What you have to do:
Reproduce every entry exactly.

Collected data entries:
• • • • • • •

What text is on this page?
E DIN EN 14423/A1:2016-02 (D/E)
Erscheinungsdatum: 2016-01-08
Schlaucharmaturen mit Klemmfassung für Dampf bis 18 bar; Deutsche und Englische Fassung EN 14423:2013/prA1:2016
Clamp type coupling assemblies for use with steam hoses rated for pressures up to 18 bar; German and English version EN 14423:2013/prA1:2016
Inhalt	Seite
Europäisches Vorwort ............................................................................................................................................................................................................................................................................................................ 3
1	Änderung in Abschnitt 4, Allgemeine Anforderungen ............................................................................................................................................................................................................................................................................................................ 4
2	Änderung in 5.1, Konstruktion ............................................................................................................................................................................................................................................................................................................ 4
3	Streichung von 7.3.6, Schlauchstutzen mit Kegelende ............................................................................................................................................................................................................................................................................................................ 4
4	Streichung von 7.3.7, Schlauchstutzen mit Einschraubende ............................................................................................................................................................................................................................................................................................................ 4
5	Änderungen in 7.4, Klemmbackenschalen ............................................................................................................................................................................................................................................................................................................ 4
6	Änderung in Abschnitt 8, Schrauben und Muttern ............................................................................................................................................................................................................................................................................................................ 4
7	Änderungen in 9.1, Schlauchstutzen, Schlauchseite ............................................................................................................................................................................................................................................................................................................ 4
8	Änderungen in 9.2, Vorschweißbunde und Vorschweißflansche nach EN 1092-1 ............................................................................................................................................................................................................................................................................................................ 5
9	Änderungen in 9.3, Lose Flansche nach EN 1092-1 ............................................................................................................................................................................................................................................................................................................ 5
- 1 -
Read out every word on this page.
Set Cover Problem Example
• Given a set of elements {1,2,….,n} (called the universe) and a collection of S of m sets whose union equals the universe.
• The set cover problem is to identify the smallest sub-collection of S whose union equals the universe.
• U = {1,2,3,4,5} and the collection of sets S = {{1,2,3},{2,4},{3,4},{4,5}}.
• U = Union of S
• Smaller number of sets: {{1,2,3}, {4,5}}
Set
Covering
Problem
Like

• • • • • • •

Written answer:
What text is on this page?
E DIN EN 14423/A1:2016-02 (D/E)
Erscheinungsdatum: 2016-01-08
Schlaucharmaturen mit Klemmfassung für Dampf bis 18 bar; Deutsche und Englische Fassung EN 14423:2013/prA1:2016
Clamp type coupling assemblies for use with steam hoses rated for pressures up to 18 bar; German and English version EN 14423:2013/prA1:2016
Inhalt	Seite
Europäisches Vorwort ............................................................................................................................................................................................................................................................................................................ 3
1	Änderung in Abschnitt 4, Allgemeine Anforderungen ............................................................................................................................................................................................................................................................................................................ 4
2	Änderung in 5.1, Konstruktion ............................................................................................................................................................................................................................................................................................................ 4
3	Streichung von 7.3.6, Schlauchstutzen mit Kegelende ............................................................................................................................................................................................................................................................................................................ 4
4	Streichung von 7.3.7, Schlauchstutzen mit Einschraubende ............................................................................................................................................................................................................................................................................................................ 4
5	Änderungen in 7.4, Klemmbackenschalen ............................................................................................................................................................................................................................................................................................................ 4
6	Änderung in Abschnitt 8, Schrauben und Muttern ............................................................................................................................................................................................................................................................................................................ 4
7	Änderungen in 9.1, Schlauchstutzen, Schlauchseite ............................................................................................................................................................................................................................................................................................................ 4
8	Änderungen in 9.2, Vorschweißbunde und Vorschweißflansche nach EN 1092-1 ............................................................................................................................................................................................................................................................................................................ 5
9	Änderungen in 9.3, Lose Flansche nach EN 1092-1 ............................................................................................................................................................................................................................................................................................................ 5
- 1 -
Read out every word on this page.
Set Cover Problem Example
• Given a set of elements {1,2,….,n} (called the universe) and a collection of S of m sets whose union equals the universe.
• The set cover problem is to identify the smallest sub-collection of S whose union equals the universe.
• U = {1,2,3,4,5} and the collection of sets S = {{1,2,3},{2,4},{3,4},{4,5}}.
• U = Union of S
• Smaller number of sets: {{1,2,3}, {4,5}}
Set
Covering
Problem
Like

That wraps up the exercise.